Task directions: Every line below that contains "største" is to be copied.

[Collection entries]
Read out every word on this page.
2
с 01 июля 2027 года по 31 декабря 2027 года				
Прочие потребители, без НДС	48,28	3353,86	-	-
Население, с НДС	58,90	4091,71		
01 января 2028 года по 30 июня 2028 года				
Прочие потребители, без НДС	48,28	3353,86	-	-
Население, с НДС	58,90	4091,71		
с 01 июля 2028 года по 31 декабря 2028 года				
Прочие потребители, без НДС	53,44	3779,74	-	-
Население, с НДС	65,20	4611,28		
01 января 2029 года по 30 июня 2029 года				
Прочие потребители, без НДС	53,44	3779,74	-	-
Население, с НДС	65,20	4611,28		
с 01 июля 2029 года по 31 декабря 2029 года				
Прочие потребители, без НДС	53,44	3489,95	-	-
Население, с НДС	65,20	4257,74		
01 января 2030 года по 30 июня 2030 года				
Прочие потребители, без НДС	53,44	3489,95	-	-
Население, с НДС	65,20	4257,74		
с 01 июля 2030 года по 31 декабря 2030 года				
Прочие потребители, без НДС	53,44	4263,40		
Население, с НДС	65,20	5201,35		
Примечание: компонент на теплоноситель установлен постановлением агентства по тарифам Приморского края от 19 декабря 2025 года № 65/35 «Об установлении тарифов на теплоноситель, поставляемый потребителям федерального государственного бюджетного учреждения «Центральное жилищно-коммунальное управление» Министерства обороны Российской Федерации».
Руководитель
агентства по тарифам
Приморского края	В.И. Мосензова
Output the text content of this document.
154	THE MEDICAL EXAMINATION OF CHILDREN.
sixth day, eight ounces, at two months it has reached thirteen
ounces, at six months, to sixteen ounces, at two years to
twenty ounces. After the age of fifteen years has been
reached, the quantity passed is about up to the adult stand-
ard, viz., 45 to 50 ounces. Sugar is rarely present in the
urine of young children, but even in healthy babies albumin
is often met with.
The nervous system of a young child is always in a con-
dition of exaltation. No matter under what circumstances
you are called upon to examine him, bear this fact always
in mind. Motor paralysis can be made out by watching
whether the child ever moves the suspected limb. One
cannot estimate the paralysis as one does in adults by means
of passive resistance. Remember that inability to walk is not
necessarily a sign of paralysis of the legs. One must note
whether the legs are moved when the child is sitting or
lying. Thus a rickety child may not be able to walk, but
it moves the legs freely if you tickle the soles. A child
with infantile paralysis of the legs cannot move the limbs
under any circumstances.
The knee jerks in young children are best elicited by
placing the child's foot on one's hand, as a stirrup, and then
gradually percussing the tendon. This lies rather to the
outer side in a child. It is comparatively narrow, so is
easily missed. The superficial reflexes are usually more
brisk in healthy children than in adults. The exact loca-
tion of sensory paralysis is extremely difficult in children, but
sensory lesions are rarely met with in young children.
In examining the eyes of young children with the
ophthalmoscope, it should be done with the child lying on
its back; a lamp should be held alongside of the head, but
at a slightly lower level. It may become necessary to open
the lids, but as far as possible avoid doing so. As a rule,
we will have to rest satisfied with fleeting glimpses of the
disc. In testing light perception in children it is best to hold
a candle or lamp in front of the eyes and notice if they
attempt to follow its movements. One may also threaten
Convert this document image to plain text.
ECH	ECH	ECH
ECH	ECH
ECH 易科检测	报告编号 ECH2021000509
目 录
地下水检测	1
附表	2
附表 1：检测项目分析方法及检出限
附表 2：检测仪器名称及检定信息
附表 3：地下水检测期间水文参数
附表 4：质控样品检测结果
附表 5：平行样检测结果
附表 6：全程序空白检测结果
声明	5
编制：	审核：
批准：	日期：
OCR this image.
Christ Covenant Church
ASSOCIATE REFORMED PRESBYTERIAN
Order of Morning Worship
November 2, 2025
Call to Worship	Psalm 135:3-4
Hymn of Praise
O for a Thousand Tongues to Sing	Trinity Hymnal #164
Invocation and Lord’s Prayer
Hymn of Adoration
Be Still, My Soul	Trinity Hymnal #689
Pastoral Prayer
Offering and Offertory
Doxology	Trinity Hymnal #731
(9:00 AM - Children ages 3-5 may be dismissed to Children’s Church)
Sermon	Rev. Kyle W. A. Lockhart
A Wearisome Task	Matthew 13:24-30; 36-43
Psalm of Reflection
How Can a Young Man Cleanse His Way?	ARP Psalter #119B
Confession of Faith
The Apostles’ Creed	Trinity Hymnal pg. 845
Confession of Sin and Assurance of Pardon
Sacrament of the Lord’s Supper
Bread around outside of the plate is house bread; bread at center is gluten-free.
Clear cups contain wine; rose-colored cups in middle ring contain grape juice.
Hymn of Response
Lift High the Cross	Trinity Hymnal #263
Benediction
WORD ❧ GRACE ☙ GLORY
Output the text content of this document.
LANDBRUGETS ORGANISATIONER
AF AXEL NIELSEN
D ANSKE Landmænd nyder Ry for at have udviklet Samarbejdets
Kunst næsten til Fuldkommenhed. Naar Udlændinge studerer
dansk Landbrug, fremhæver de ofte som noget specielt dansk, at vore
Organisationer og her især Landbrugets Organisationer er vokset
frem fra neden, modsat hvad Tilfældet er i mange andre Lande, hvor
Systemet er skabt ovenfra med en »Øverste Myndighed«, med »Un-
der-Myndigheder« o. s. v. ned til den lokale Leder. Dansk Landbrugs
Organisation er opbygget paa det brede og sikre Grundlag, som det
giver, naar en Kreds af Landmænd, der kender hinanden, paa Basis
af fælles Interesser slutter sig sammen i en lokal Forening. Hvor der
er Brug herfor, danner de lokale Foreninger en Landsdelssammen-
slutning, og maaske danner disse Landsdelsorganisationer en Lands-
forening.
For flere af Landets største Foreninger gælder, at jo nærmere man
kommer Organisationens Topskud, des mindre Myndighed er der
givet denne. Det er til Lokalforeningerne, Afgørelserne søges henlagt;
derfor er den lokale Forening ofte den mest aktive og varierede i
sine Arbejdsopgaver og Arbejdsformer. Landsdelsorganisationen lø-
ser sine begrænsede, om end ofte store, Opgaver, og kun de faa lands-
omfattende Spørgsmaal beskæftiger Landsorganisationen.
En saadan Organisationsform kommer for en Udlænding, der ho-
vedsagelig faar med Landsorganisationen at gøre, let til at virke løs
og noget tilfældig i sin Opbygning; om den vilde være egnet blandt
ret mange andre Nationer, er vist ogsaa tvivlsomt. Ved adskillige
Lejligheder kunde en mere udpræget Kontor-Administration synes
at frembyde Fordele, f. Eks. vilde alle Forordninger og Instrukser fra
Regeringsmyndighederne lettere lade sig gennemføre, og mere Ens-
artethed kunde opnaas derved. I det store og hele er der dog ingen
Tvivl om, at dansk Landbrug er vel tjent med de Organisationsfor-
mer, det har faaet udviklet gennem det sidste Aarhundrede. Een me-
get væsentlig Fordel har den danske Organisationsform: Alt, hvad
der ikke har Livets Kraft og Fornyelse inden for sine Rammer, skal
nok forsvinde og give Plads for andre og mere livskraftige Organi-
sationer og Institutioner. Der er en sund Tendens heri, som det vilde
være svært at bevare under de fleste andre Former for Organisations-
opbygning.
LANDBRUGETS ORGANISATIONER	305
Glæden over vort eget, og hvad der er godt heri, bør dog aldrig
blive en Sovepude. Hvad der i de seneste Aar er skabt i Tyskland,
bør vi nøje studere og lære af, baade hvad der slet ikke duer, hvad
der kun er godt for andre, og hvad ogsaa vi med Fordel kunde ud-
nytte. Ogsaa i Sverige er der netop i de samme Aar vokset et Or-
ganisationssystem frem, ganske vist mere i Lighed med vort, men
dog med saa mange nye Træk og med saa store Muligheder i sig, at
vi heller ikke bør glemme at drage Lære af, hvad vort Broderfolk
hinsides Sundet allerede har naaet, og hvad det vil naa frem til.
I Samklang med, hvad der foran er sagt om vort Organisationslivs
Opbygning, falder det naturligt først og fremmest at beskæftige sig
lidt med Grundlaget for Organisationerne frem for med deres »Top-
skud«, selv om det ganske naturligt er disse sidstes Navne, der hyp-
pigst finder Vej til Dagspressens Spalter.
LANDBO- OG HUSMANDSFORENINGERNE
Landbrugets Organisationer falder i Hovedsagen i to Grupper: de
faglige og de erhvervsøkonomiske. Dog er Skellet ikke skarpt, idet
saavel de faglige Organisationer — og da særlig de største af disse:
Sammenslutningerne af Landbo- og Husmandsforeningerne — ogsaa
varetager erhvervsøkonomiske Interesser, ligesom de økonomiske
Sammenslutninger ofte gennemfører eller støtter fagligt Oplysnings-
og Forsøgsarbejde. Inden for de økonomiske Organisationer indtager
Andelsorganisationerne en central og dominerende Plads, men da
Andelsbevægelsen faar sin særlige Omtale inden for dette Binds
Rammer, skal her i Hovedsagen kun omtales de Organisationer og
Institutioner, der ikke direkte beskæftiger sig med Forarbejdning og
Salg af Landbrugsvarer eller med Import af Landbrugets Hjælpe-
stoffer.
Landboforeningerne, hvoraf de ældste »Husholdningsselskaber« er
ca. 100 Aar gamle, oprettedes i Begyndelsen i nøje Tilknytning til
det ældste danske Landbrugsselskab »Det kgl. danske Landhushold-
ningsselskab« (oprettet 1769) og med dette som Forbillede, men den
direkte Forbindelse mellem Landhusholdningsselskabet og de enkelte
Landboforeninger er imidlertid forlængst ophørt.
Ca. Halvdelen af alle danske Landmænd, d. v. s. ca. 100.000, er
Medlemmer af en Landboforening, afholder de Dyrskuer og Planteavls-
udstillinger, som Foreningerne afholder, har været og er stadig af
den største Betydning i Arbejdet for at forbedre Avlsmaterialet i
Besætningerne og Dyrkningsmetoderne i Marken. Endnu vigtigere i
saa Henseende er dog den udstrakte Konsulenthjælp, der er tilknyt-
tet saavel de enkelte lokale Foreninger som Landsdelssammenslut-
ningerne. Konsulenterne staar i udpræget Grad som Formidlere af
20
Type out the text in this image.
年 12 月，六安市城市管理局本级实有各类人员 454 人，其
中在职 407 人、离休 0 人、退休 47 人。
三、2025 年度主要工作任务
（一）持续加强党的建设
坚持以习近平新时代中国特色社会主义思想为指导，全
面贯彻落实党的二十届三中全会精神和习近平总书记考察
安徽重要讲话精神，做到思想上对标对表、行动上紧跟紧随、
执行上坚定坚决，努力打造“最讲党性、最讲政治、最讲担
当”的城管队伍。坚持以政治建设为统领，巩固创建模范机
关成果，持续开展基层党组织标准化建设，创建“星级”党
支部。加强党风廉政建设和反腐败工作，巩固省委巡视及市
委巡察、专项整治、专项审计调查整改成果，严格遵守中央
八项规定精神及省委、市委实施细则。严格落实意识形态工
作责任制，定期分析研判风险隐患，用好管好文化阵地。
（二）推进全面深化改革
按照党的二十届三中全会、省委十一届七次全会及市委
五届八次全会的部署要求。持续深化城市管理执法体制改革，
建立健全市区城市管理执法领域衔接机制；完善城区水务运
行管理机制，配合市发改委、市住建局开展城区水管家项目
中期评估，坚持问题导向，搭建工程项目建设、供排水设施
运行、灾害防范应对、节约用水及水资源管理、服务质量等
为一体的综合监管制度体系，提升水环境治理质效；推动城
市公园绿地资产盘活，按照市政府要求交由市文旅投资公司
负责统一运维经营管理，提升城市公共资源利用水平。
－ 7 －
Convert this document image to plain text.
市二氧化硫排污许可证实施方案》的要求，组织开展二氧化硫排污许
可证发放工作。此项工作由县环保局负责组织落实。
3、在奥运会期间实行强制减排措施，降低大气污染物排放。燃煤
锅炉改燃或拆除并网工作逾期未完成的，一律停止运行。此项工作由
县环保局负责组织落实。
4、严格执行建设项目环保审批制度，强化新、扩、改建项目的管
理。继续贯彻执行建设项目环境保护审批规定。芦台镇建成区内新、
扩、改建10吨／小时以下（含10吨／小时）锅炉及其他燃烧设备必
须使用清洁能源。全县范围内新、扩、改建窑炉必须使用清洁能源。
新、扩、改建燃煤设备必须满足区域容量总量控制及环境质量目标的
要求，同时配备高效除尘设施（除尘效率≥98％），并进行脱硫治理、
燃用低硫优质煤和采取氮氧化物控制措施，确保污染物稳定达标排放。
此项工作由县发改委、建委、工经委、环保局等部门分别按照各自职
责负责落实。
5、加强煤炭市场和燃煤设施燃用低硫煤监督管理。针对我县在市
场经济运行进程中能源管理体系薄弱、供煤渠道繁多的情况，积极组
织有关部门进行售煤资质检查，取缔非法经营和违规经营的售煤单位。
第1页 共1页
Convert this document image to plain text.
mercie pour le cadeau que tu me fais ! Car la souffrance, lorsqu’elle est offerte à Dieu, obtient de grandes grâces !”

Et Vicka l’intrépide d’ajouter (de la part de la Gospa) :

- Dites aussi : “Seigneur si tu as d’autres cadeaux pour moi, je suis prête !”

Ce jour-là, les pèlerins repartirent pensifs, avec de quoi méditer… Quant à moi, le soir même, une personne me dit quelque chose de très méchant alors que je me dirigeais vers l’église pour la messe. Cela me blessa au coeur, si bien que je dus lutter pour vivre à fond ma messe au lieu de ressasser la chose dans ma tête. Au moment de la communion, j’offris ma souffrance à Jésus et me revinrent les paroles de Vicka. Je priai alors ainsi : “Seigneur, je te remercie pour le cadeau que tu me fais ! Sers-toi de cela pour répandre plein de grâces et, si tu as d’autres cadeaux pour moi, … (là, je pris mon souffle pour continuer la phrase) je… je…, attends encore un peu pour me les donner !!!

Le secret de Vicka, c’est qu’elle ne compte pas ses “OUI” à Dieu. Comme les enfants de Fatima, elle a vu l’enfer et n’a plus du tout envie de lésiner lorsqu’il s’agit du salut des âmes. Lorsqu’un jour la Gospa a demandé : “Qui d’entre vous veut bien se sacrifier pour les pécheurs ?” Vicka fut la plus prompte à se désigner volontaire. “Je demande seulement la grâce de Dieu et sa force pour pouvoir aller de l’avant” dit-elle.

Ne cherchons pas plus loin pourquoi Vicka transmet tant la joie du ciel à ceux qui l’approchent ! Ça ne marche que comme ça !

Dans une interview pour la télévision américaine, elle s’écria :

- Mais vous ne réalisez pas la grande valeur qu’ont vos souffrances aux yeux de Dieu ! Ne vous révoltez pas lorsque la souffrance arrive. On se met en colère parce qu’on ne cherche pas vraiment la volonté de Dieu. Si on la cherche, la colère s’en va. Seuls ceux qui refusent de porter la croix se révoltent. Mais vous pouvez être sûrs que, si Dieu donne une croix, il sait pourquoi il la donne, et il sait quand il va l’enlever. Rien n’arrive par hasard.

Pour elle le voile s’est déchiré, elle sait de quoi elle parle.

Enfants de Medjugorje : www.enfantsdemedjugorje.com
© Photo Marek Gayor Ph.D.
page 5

Exercise solution:
For flere af Landets største Foreninger gælder, at jo nærmere man
saavel de faglige Organisationer — og da særlig de største af disse:
den største Betydning i Arbejdet for at forbedre Avlsmaterialet i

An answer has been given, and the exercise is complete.